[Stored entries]

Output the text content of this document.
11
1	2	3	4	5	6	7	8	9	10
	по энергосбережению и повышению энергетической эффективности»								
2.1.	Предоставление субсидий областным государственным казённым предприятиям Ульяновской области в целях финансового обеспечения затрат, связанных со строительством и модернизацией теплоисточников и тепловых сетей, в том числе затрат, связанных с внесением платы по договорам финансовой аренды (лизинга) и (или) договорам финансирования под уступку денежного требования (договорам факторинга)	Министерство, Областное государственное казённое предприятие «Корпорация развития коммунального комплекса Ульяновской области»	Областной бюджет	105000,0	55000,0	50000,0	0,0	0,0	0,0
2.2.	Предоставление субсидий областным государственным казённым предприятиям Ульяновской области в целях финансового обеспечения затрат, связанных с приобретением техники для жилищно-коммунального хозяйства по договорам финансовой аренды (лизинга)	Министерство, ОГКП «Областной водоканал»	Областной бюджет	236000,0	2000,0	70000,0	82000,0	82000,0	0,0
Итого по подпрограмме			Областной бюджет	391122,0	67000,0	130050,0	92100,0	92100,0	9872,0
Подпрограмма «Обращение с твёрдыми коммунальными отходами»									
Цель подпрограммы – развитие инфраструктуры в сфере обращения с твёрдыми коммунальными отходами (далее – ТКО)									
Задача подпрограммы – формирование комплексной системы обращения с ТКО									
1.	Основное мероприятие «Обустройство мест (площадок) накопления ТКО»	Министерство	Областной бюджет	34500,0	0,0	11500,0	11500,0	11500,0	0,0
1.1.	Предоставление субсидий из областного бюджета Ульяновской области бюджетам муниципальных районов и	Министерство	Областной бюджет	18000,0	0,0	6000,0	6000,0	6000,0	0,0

## What needs to be done
Of all the lines in the data above, state how many include "подпрограммы". Say only the number.

## Solved exercise
2